Input records
>>>>

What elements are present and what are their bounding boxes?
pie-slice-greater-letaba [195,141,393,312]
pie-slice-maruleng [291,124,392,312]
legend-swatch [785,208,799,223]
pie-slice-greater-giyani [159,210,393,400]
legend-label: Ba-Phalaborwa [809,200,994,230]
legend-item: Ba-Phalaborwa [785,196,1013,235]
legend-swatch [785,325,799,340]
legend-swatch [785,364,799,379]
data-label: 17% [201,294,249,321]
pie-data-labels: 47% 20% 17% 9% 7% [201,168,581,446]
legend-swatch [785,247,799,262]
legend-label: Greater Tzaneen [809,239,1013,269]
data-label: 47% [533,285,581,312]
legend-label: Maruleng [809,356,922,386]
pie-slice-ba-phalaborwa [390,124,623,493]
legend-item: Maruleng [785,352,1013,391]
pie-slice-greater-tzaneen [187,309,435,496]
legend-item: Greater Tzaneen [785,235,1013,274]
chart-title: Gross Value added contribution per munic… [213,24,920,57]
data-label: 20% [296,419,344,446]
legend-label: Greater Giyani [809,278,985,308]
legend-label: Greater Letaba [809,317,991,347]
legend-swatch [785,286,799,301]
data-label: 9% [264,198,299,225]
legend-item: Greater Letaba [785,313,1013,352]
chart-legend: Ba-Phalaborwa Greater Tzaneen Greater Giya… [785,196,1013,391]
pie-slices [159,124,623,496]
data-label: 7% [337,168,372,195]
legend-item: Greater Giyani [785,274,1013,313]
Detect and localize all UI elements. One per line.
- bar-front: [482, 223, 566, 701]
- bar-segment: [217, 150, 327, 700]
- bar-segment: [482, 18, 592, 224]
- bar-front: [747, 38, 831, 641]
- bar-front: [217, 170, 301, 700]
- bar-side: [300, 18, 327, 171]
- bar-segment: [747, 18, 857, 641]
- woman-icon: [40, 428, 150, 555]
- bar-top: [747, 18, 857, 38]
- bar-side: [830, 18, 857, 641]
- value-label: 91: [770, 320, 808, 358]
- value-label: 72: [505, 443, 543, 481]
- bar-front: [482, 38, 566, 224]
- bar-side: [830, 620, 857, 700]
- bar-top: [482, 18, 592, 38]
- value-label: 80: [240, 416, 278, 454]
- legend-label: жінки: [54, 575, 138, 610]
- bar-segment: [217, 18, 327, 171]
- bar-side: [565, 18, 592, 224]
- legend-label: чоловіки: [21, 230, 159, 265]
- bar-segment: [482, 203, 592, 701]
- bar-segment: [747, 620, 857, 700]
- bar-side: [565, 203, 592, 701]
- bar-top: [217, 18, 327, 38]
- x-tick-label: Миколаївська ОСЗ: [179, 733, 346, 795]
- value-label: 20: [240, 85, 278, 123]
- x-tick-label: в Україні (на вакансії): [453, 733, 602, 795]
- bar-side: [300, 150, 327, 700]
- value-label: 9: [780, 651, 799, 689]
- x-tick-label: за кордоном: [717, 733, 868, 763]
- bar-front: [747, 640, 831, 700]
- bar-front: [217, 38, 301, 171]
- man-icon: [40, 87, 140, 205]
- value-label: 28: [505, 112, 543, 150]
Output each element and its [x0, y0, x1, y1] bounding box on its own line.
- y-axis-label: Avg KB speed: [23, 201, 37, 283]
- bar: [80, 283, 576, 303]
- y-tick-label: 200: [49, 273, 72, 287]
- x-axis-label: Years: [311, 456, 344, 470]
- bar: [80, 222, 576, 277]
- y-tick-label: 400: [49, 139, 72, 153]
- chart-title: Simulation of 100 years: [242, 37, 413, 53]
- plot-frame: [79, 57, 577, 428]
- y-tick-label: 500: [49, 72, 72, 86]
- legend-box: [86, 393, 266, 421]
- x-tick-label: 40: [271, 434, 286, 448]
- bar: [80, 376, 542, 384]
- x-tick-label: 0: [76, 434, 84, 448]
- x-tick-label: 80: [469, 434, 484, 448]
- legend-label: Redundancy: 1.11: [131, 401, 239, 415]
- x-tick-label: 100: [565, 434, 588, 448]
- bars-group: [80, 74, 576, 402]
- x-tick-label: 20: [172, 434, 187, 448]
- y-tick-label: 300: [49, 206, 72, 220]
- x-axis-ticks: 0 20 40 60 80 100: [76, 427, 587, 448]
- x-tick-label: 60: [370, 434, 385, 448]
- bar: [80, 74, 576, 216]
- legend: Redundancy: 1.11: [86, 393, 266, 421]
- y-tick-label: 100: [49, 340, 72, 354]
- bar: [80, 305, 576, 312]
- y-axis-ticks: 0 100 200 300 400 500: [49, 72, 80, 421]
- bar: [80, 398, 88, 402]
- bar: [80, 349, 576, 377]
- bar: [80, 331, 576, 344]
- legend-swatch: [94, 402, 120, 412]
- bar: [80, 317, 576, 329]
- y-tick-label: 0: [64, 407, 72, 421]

<<<<

Task prompt
Give every line of the items above as a Markdown table with the columns Row and Line. Number the rows in order and leave out blank lines.

Output below
| Row | Line |
|---|---|
| 1 | What elements are present and what are their bounding boxes? |
| 2 | pie-slice-greater-letaba [195,141,393,312] |
| 3 | pie-slice-maruleng [291,124,392,312] |
| 4 | legend-swatch [785,208,799,223] |
| 5 | pie-slice-greater-giyani [159,210,393,400] |
| 6 | legend-label: Ba-Phalaborwa [809,200,994,230] |
| 7 | legend-item: Ba-Phalaborwa [785,196,1013,235] |
| 8 | legend-swatch [785,325,799,340] |
| 9 | legend-swatch [785,364,799,379] |
| 10 | data-label: 17% [201,294,249,321] |
| 11 | pie-data-labels: 47% 20% 17% 9% 7% [201,168,581,446] |
| 12 | legend-swatch [785,247,799,262] |
| 13 | legend-label: Greater Tzaneen [809,239,1013,269] |
| 14 | data-label: 47% [533,285,581,312] |
| 15 | legend-label: Maruleng [809,356,922,386] |
| 16 | pie-slice-ba-phalaborwa [390,124,623,493] |
| 17 | legend-item: Maruleng [785,352,1013,391] |
| 18 | pie-slice-greater-tzaneen [187,309,435,496] |
| 19 | legend-item: Greater Tzaneen [785,235,1013,274] |
| 20 | chart-title: Gross Value added contribution per munic… [213,24,920,57] |
| 21 | data-label: 20% [296,419,344,446] |
| 22 | legend-label: Greater Giyani [809,278,985,308] |
| 23 | legend-label: Greater Letaba [809,317,991,347] |
| 24 | legend-swatch [785,286,799,301] |
| 25 | data-label: 9% [264,198,299,225] |
| 26 | legend-item: Greater Letaba [785,313,1013,352] |
| 27 | chart-legend: Ba-Phalaborwa Greater Tzaneen Greater Giya… [785,196,1013,391] |
| 28 | pie-slices [159,124,623,496] |
| 29 | data-label: 7% [337,168,372,195] |
| 30 | legend-item: Greater Giyani [785,274,1013,313] |
| 31 | Detect and localize all UI elements. One per line. |
| 32 | - bar-front: [482, 223, 566, 701] |
| 33 | - bar-segment: [217, 150, 327, 700] |
| 34 | - bar-segment: [482, 18, 592, 224] |
| 35 | - bar-front: [747, 38, 831, 641] |
| 36 | - bar-front: [217, 170, 301, 700] |
| 37 | - bar-side: [300, 18, 327, 171] |
| 38 | - bar-segment: [747, 18, 857, 641] |
| 39 | - woman-icon: [40, 428, 150, 555] |
| 40 | - bar-top: [747, 18, 857, 38] |
| 41 | - bar-side: [830, 18, 857, 641] |
| 42 | - value-label: 91: [770, 320, 808, 358] |
| 43 | - value-label: 72: [505, 443, 543, 481] |
| 44 | - bar-front: [482, 38, 566, 224] |
| 45 | - bar-side: [830, 620, 857, 700] |
| 46 | - bar-top: [482, 18, 592, 38] |
| 47 | - value-label: 80: [240, 416, 278, 454] |
| 48 | - legend-label: жінки: [54, 575, 138, 610] |
| 49 | - bar-segment: [217, 18, 327, 171] |
| 50 | - bar-side: [565, 18, 592, 224] |
| 51 | - legend-label: чоловіки: [21, 230, 159, 265] |
| 52 | - bar-segment: [482, 203, 592, 701] |
| 53 | - bar-segment: [747, 620, 857, 700] |
| 54 | - bar-side: [565, 203, 592, 701] |
| 55 | - bar-top: [217, 18, 327, 38] |
| 56 | - x-tick-label: Миколаївська ОСЗ: [179, 733, 346, 795] |
| 57 | - value-label: 20: [240, 85, 278, 123] |
| 58 | - x-tick-label: в Україні (на вакансії): [453, 733, 602, 795] |
| 59 | - bar-side: [300, 150, 327, 700] |
| 60 | - value-label: 9: [780, 651, 799, 689] |
| 61 | - x-tick-label: за кордоном: [717, 733, 868, 763] |
| 62 | - bar-front: [747, 640, 831, 700] |
| 63 | - bar-front: [217, 38, 301, 171] |
| 64 | - man-icon: [40, 87, 140, 205] |
| 65 | - value-label: 28: [505, 112, 543, 150] |
| 66 | Output each element and its [x0, y0, x1, y1] bounding box on its own line. |
| 67 | - y-axis-label: Avg KB speed: [23, 201, 37, 283] |
| 68 | - bar: [80, 283, 576, 303] |
| 69 | - y-tick-label: 200: [49, 273, 72, 287] |
| 70 | - x-axis-label: Years: [311, 456, 344, 470] |
| 71 | - bar: [80, 222, 576, 277] |
| 72 | - y-tick-label: 400: [49, 139, 72, 153] |
| 73 | - chart-title: Simulation of 100 years: [242, 37, 413, 53] |
| 74 | - plot-frame: [79, 57, 577, 428] |
| 75 | - y-tick-label: 500: [49, 72, 72, 86] |
| 76 | - legend-box: [86, 393, 266, 421] |
| 77 | - x-tick-label: 40: [271, 434, 286, 448] |
| 78 | - bar: [80, 376, 542, 384] |
| 79 | - x-tick-label: 0: [76, 434, 84, 448] |
| 80 | - x-tick-label: 80: [469, 434, 484, 448] |
| 81 | - legend-label: Redundancy: 1.11: [131, 401, 239, 415] |
| 82 | - x-tick-label: 100: [565, 434, 588, 448] |
| 83 | - bars-group: [80, 74, 576, 402] |
| 84 | - x-tick-label: 20: [172, 434, 187, 448] |
| 85 | - y-tick-label: 300: [49, 206, 72, 220] |
| 86 | - x-axis-ticks: 0 20 40 60 80 100: [76, 427, 587, 448] |
| 87 | - x-tick-label: 60: [370, 434, 385, 448] |
| 88 | - bar: [80, 74, 576, 216] |
| 89 | - legend: Redundancy: 1.11: [86, 393, 266, 421] |
| 90 | - y-tick-label: 100: [49, 340, 72, 354] |
| 91 | - bar: [80, 305, 576, 312] |
| 92 | - y-axis-ticks: 0 100 200 300 400 500: [49, 72, 80, 421] |
| 93 | - bar: [80, 398, 88, 402] |
| 94 | - bar: [80, 349, 576, 377] |
| 95 | - bar: [80, 331, 576, 344] |
| 96 | - legend-swatch: [94, 402, 120, 412] |
| 97 | - bar: [80, 317, 576, 329] |
| 98 | - y-tick-label: 0: [64, 407, 72, 421] |